WHAT TO DO: Using the material below, copy every line where "Krystian" appears.

DATA PROVIDED:
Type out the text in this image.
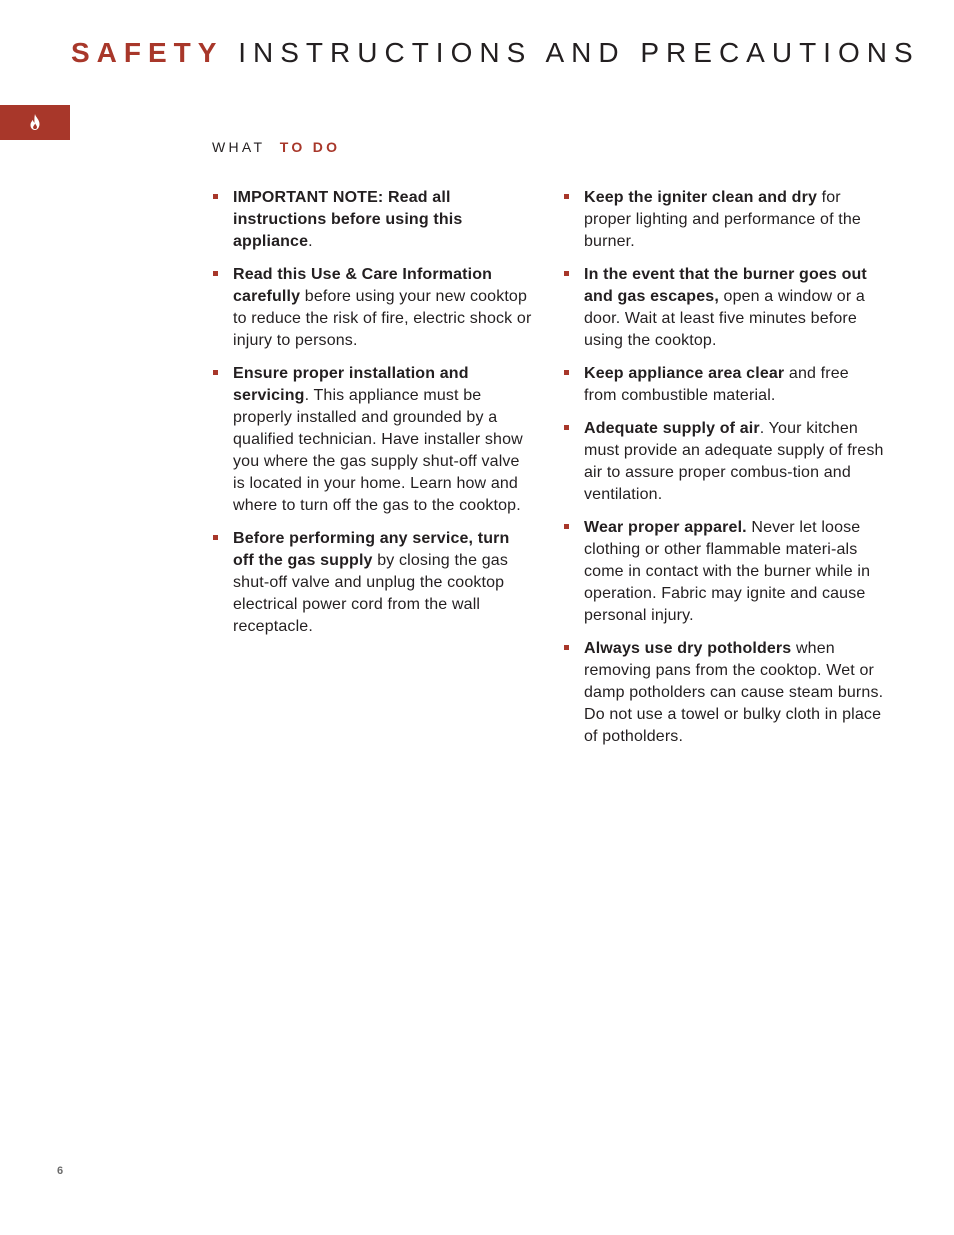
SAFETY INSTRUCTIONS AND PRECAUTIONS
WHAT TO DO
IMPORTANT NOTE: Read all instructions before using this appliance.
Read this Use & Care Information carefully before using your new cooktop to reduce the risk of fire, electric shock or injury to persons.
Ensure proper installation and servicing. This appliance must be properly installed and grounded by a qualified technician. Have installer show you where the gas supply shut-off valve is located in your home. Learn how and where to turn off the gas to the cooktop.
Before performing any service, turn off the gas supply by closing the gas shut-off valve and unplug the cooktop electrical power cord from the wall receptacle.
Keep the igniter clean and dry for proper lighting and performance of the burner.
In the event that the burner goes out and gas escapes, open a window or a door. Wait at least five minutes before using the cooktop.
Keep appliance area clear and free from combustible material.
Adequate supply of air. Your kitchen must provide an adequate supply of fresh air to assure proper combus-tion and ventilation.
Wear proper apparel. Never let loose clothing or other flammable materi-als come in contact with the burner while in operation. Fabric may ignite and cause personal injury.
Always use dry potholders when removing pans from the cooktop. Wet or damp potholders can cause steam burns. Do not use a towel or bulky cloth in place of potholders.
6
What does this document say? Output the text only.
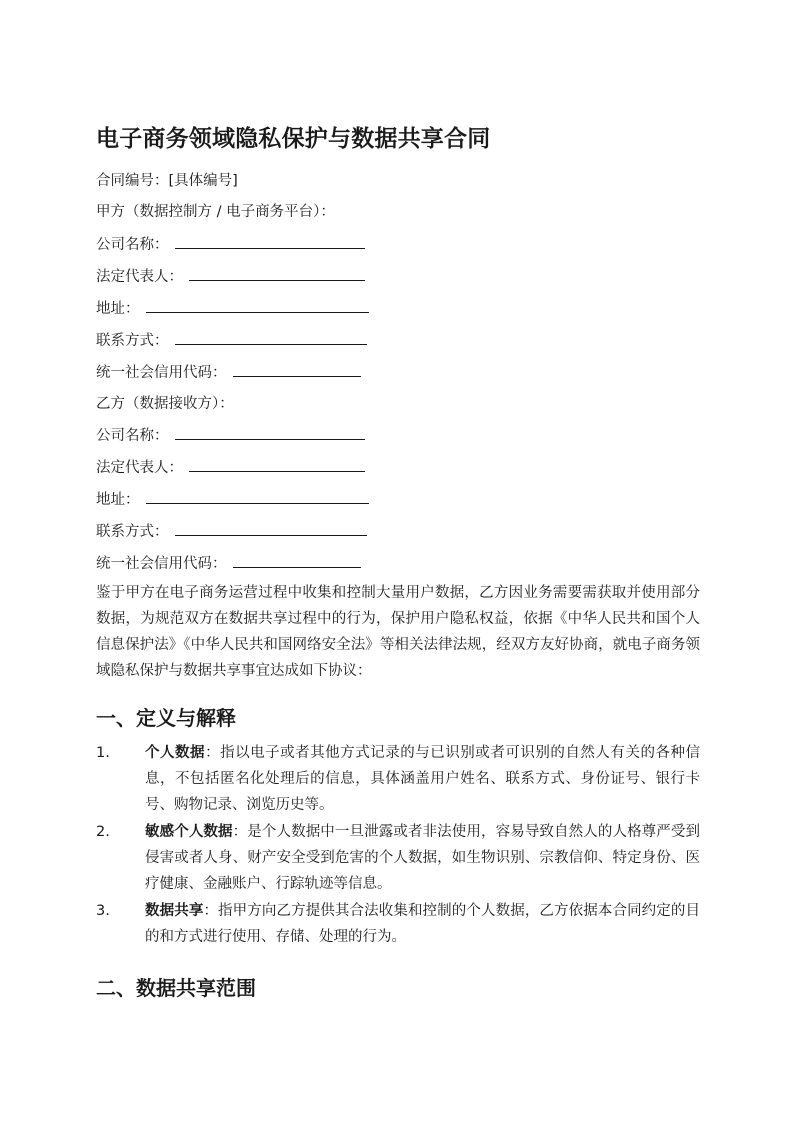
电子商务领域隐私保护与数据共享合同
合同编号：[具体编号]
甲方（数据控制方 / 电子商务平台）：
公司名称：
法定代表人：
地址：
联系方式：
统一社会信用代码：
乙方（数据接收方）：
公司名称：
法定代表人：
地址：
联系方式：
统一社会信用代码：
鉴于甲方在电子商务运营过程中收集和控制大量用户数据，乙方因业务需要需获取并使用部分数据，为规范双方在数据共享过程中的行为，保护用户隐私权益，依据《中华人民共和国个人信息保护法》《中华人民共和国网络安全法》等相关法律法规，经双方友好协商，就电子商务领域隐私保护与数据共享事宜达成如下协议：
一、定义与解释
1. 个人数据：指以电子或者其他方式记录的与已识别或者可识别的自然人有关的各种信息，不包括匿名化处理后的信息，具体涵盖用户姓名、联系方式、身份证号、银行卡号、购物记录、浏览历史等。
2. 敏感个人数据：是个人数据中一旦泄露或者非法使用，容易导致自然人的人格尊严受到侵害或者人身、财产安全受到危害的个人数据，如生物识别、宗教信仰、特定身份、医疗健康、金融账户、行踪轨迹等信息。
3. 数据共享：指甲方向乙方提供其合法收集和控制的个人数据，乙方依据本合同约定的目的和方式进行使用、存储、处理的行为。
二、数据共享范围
* * *
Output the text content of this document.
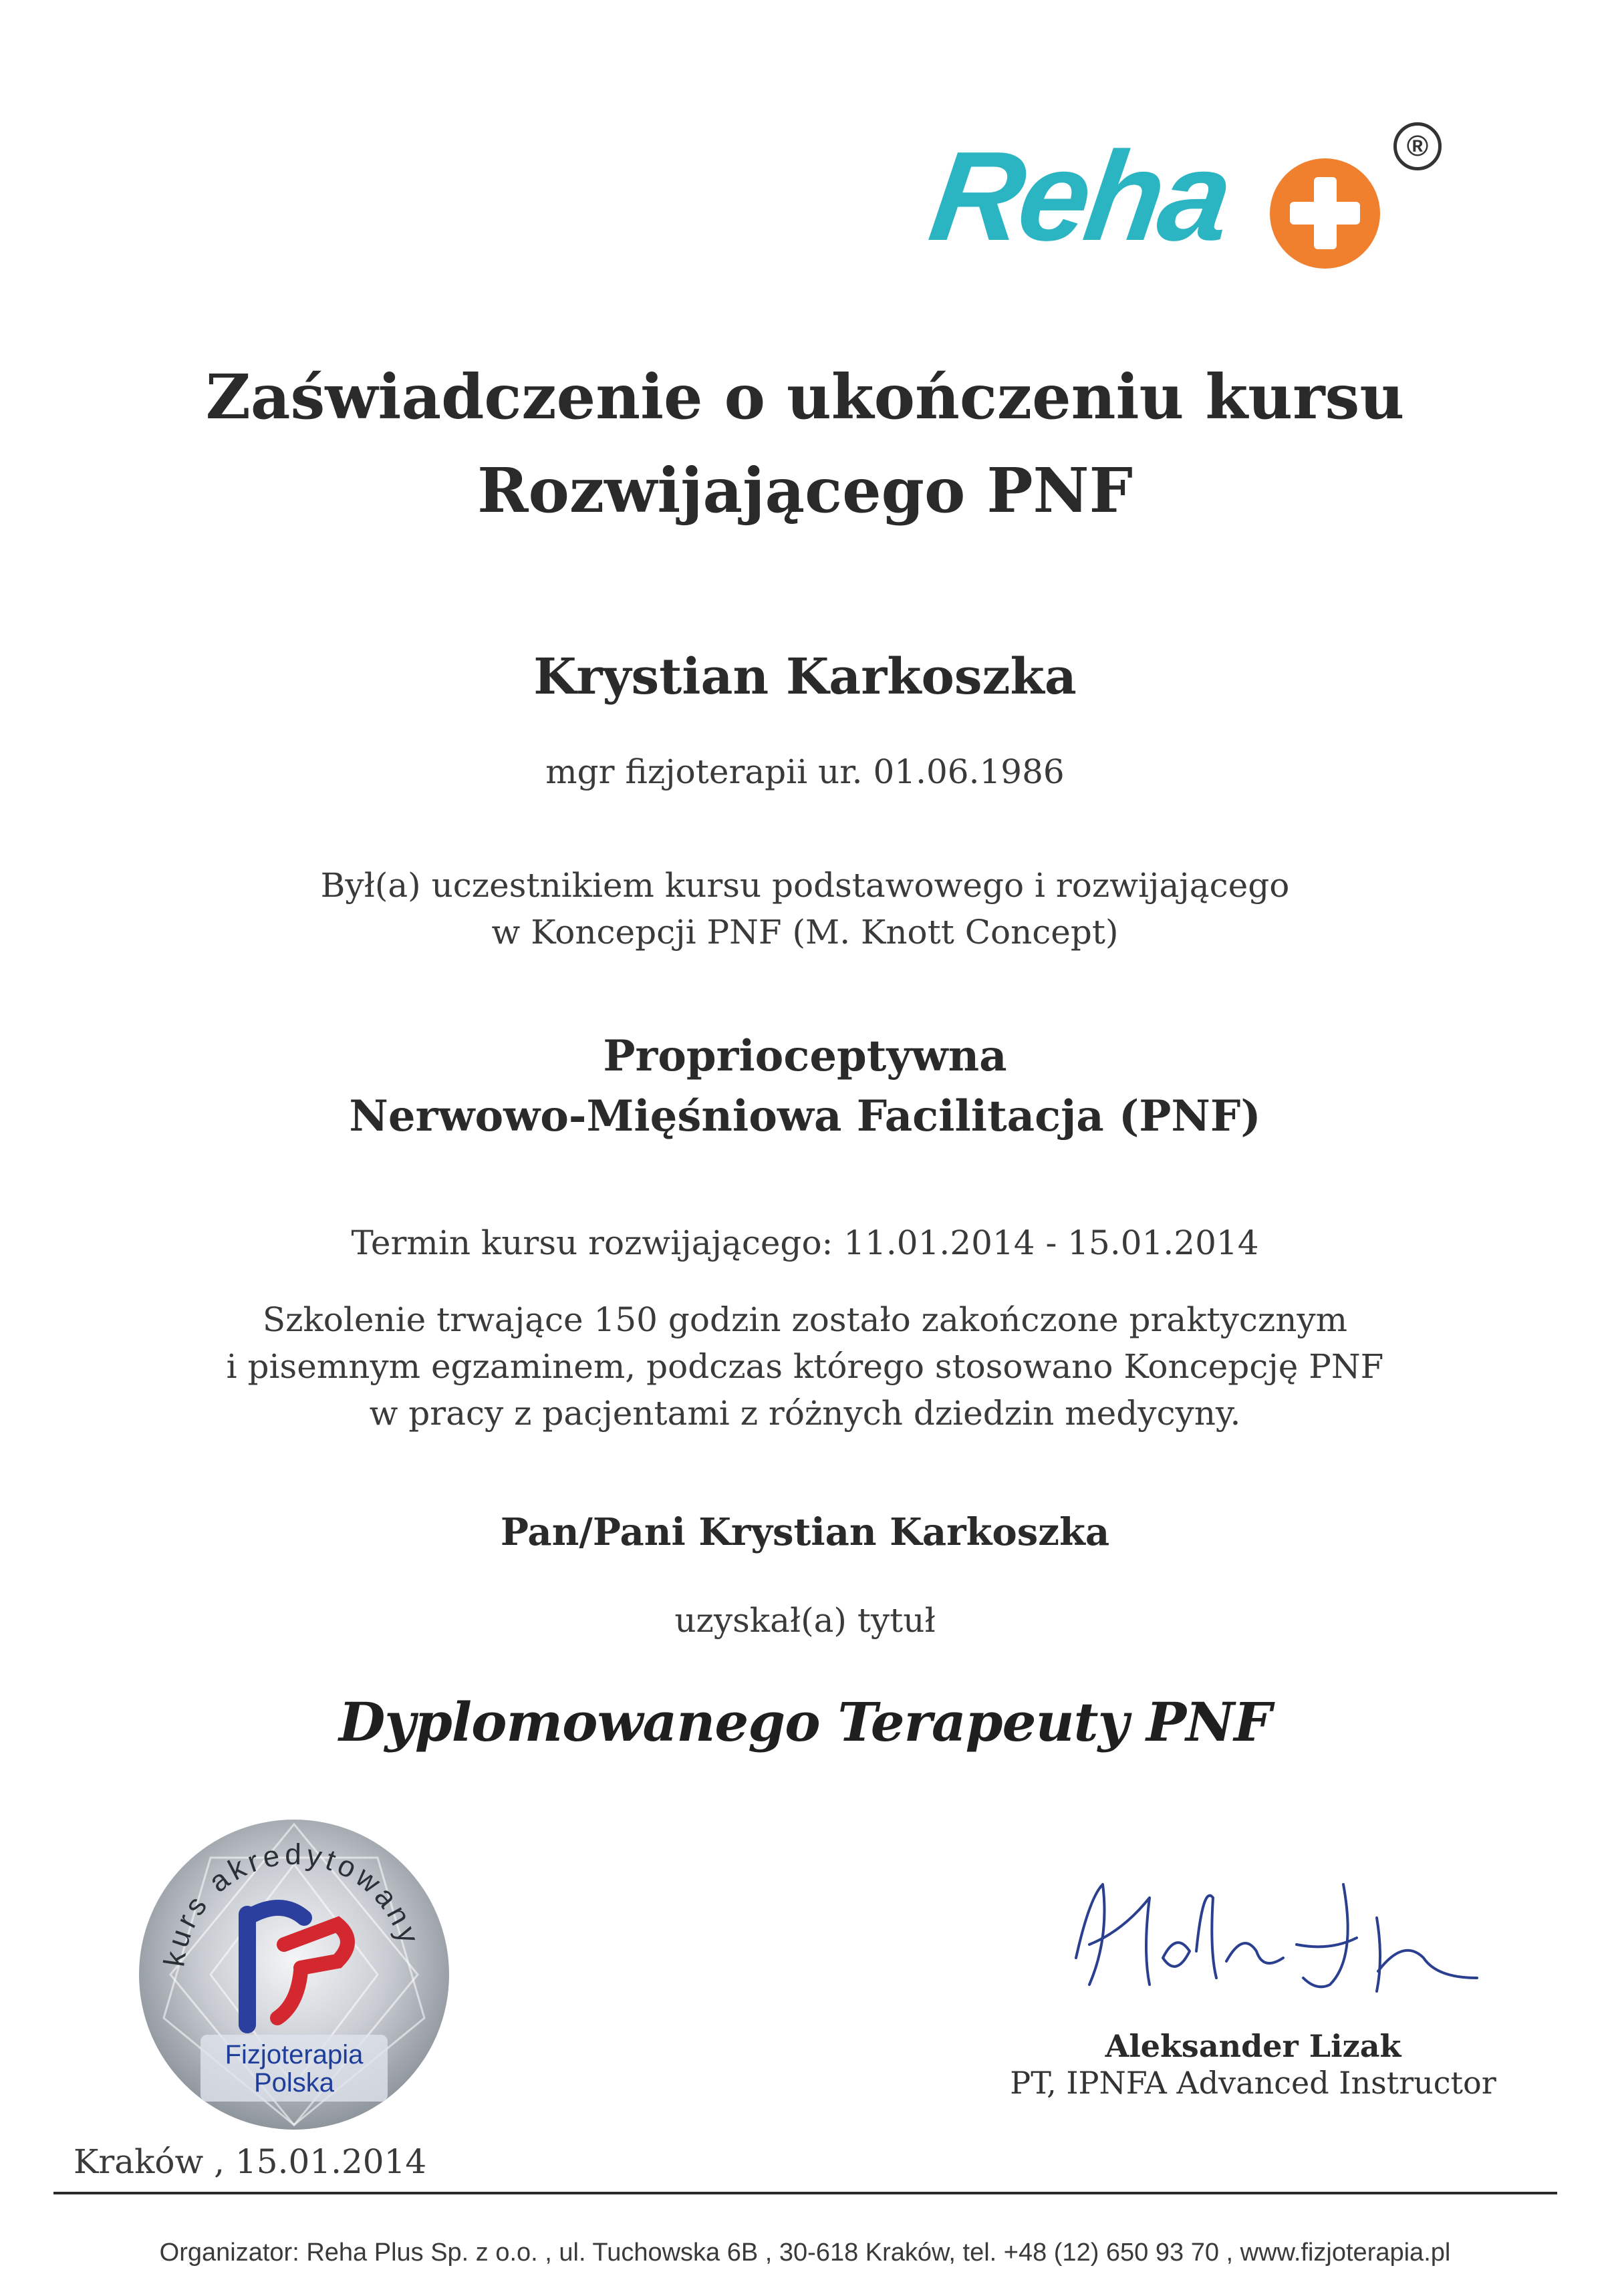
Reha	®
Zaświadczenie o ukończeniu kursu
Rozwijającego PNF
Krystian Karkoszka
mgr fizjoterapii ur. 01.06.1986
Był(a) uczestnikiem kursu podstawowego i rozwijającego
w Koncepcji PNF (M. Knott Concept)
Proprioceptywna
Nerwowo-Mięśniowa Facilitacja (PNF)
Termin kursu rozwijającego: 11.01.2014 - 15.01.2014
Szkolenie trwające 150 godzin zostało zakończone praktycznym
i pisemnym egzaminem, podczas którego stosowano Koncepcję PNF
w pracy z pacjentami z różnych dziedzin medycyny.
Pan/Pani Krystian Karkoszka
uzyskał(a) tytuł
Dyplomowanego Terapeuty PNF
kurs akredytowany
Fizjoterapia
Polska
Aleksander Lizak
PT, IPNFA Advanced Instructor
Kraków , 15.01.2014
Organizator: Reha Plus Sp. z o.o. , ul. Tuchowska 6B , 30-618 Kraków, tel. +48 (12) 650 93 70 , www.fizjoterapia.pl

COMPLETE ANSWER:
Krystian Karkoszka
Pan/Pani Krystian Karkoszka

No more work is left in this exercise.